* **Requirements**:
Among the lines listed below, count those that include the string "From", and state only the count.

* **Items**:
>>>
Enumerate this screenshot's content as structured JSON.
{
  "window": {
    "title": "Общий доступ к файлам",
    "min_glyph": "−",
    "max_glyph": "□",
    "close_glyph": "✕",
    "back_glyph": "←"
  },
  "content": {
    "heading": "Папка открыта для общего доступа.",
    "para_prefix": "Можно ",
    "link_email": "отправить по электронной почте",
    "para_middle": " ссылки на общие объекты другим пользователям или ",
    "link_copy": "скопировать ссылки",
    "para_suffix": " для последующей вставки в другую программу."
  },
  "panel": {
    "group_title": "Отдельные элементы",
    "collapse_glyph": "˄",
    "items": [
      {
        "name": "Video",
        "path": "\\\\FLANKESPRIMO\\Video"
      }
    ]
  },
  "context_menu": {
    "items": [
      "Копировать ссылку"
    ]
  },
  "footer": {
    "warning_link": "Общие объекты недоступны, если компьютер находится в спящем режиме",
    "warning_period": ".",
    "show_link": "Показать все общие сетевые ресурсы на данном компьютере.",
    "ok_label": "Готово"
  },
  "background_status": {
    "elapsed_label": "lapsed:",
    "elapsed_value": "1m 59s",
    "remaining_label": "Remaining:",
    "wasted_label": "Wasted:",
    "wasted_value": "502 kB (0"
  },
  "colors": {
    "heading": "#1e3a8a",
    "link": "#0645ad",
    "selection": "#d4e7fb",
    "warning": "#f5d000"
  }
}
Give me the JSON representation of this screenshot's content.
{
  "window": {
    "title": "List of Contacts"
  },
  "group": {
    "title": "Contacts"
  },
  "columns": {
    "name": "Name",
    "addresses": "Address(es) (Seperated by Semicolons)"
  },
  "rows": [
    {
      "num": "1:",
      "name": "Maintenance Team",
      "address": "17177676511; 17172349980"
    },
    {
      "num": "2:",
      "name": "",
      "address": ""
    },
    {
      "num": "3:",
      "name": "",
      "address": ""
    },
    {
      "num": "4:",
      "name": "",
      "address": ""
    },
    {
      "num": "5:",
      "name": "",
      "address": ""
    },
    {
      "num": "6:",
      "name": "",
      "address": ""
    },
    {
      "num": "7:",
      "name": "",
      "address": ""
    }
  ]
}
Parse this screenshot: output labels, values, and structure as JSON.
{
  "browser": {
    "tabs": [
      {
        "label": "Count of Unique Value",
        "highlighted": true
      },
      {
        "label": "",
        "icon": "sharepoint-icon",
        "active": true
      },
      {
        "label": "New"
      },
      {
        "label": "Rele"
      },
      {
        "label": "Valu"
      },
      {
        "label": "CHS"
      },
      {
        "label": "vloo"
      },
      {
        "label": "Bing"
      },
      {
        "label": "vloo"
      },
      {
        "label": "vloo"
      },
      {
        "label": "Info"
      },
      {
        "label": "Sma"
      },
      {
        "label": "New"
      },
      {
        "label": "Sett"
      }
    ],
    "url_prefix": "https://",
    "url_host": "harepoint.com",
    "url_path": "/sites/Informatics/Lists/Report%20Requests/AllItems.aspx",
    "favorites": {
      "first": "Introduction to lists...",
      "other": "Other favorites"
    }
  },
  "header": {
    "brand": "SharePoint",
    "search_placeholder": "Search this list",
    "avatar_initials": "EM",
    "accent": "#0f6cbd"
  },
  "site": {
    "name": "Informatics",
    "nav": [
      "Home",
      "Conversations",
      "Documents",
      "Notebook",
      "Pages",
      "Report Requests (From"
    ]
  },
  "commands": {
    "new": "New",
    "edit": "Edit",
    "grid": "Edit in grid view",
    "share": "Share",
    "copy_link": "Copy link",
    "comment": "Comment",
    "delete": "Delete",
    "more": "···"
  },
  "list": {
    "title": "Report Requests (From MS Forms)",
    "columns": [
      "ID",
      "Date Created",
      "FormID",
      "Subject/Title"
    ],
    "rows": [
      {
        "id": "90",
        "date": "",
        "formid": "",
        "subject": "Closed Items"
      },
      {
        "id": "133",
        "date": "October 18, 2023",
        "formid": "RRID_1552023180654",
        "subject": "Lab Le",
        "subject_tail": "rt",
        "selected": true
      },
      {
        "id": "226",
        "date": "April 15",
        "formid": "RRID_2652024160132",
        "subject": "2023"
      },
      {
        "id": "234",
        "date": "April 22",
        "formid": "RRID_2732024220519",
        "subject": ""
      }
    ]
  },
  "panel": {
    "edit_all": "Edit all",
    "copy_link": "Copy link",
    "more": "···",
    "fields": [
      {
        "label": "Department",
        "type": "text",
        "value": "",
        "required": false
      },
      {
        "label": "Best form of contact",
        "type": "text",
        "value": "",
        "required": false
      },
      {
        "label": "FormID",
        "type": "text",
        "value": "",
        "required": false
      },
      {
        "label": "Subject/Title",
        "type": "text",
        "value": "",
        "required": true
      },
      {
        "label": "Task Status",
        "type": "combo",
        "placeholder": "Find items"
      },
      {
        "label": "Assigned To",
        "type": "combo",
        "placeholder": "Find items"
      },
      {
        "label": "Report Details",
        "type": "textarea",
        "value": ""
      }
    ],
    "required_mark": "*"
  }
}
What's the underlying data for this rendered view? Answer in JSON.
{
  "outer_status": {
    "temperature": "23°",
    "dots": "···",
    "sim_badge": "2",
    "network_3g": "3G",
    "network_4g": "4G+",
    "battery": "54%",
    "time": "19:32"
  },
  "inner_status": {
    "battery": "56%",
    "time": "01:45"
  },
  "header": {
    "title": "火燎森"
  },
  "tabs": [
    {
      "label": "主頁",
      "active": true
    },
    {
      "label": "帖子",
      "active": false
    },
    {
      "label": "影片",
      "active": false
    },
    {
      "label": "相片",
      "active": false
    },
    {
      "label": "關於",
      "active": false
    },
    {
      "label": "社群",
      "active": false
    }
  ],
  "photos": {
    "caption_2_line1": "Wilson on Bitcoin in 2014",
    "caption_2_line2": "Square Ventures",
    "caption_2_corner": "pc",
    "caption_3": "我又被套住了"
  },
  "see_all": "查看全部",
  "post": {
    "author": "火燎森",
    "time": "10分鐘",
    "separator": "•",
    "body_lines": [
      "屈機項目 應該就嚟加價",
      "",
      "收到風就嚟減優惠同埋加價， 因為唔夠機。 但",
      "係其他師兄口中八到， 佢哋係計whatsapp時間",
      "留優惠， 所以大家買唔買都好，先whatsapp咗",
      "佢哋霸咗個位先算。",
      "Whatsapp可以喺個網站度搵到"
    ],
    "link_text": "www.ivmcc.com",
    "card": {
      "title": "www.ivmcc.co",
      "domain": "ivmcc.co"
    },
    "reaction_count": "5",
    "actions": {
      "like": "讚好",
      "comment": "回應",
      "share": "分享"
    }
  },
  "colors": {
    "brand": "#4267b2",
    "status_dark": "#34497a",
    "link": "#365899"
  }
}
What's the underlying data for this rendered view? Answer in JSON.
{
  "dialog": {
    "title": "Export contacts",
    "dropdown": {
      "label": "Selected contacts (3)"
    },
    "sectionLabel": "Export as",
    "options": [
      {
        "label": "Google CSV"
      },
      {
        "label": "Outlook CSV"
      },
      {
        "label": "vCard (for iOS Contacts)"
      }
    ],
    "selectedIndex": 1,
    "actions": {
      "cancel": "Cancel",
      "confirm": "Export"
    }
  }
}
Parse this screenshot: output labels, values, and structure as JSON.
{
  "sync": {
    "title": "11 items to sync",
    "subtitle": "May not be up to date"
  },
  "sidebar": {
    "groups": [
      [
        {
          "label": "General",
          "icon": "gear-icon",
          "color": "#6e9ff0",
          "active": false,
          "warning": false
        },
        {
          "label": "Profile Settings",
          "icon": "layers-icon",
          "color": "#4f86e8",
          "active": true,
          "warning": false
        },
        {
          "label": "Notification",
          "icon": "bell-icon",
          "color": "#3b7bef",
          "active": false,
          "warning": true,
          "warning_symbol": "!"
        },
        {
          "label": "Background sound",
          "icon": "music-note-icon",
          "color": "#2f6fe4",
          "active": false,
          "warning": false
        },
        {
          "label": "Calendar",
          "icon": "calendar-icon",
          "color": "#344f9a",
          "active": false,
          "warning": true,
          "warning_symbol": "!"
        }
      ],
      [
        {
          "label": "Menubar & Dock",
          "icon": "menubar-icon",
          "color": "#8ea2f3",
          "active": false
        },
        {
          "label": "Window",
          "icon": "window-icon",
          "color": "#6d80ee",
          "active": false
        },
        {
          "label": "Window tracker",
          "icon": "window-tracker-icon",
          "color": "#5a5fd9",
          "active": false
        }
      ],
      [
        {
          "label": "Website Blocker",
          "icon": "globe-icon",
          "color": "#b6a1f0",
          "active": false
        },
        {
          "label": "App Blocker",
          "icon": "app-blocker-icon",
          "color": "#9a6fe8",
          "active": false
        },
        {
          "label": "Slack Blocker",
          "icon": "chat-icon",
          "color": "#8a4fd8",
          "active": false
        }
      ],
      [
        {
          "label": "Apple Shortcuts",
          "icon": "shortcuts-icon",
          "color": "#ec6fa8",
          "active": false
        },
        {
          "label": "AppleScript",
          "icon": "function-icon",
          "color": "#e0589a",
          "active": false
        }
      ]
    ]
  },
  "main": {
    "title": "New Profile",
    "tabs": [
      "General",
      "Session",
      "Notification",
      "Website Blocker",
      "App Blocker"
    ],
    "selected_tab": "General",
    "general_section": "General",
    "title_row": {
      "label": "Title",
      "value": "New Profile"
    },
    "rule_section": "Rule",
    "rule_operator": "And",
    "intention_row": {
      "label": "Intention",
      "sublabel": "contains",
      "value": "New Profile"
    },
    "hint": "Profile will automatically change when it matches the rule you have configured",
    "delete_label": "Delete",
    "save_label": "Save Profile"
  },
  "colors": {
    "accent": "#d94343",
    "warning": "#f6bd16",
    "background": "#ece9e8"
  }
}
<<<
* **Answer to this problem**:
2